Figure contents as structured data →
● ● ●

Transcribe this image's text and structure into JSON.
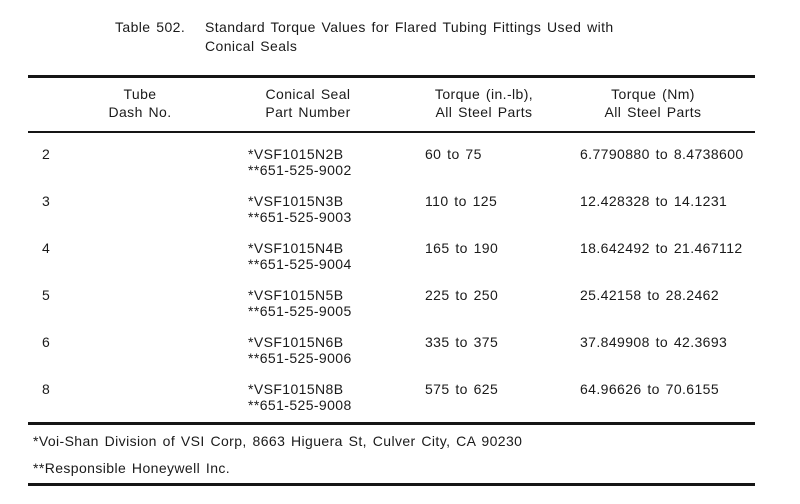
{
  "page": {
    "title_label": "Table 502.",
    "title_line1": "Standard Torque Values for Flared Tubing Fittings Used with",
    "title_line2": "Conical Seals"
  },
  "table": {
    "headers": [
      {
        "line1": "Tube",
        "line2": "Dash No."
      },
      {
        "line1": "Conical Seal",
        "line2": "Part Number"
      },
      {
        "line1": "Torque (in.-lb),",
        "line2": "All Steel Parts"
      },
      {
        "line1": "Torque (Nm)",
        "line2": "All Steel Parts"
      }
    ],
    "rows": [
      {
        "dash_no": "2",
        "part_number_1": "*VSF1015N2B",
        "part_number_2": "**651-525-9002",
        "torque_inlb": "60 to 75",
        "torque_nm": "6.7790880 to 8.4738600"
      },
      {
        "dash_no": "3",
        "part_number_1": "*VSF1015N3B",
        "part_number_2": "**651-525-9003",
        "torque_inlb": "110 to 125",
        "torque_nm": "12.428328 to 14.1231"
      },
      {
        "dash_no": "4",
        "part_number_1": "*VSF1015N4B",
        "part_number_2": "**651-525-9004",
        "torque_inlb": "165 to 190",
        "torque_nm": "18.642492 to 21.467112"
      },
      {
        "dash_no": "5",
        "part_number_1": "*VSF1015N5B",
        "part_number_2": "**651-525-9005",
        "torque_inlb": "225 to 250",
        "torque_nm": "25.42158 to 28.2462"
      },
      {
        "dash_no": "6",
        "part_number_1": "*VSF1015N6B",
        "part_number_2": "**651-525-9006",
        "torque_inlb": "335 to 375",
        "torque_nm": "37.849908 to 42.3693"
      },
      {
        "dash_no": "8",
        "part_number_1": "*VSF1015N8B",
        "part_number_2": "**651-525-9008",
        "torque_inlb": "575 to 625",
        "torque_nm": "64.96626 to 70.6155"
      }
    ],
    "footnotes": [
      "*Voi-Shan Division of VSI Corp, 8663 Higuera St, Culver City, CA 90230",
      "**Responsible Honeywell Inc."
    ]
  },
  "colors": {
    "background": "#ffffff",
    "text": "#1a1a1a",
    "rule": "#151515"
  }
}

● ● ●

Transcribe all entries above exactly. Drop the pictures.

RESULT BELOW →
Transcribe this image's text and structure into JSON.
{
  "page": {
    "title_label": "Table 502.",
    "title_line1": "Standard Torque Values for Flared Tubing Fittings Used with",
    "title_line2": "Conical Seals"
  },
  "table": {
    "headers": [
      {
        "line1": "Tube",
        "line2": "Dash No."
      },
      {
        "line1": "Conical Seal",
        "line2": "Part Number"
      },
      {
        "line1": "Torque (in.-lb),",
        "line2": "All Steel Parts"
      },
      {
        "line1": "Torque (Nm)",
        "line2": "All Steel Parts"
      }
    ],
    "rows": [
      {
        "dash_no": "2",
        "part_number_1": "*VSF1015N2B",
        "part_number_2": "**651-525-9002",
        "torque_inlb": "60 to 75",
        "torque_nm": "6.7790880 to 8.4738600"
      },
      {
        "dash_no": "3",
        "part_number_1": "*VSF1015N3B",
        "part_number_2": "**651-525-9003",
        "torque_inlb": "110 to 125",
        "torque_nm": "12.428328 to 14.1231"
      },
      {
        "dash_no": "4",
        "part_number_1": "*VSF1015N4B",
        "part_number_2": "**651-525-9004",
        "torque_inlb": "165 to 190",
        "torque_nm": "18.642492 to 21.467112"
      },
      {
        "dash_no": "5",
        "part_number_1": "*VSF1015N5B",
        "part_number_2": "**651-525-9005",
        "torque_inlb": "225 to 250",
        "torque_nm": "25.42158 to 28.2462"
      },
      {
        "dash_no": "6",
        "part_number_1": "*VSF1015N6B",
        "part_number_2": "**651-525-9006",
        "torque_inlb": "335 to 375",
        "torque_nm": "37.849908 to 42.3693"
      },
      {
        "dash_no": "8",
        "part_number_1": "*VSF1015N8B",
        "part_number_2": "**651-525-9008",
        "torque_inlb": "575 to 625",
        "torque_nm": "64.96626 to 70.6155"
      }
    ],
    "footnotes": [
      "*Voi-Shan Division of VSI Corp, 8663 Higuera St, Culver City, CA 90230",
      "**Responsible Honeywell Inc."
    ]
  },
  "colors": {
    "background": "#ffffff",
    "text": "#1a1a1a",
    "rule": "#151515"
  }
}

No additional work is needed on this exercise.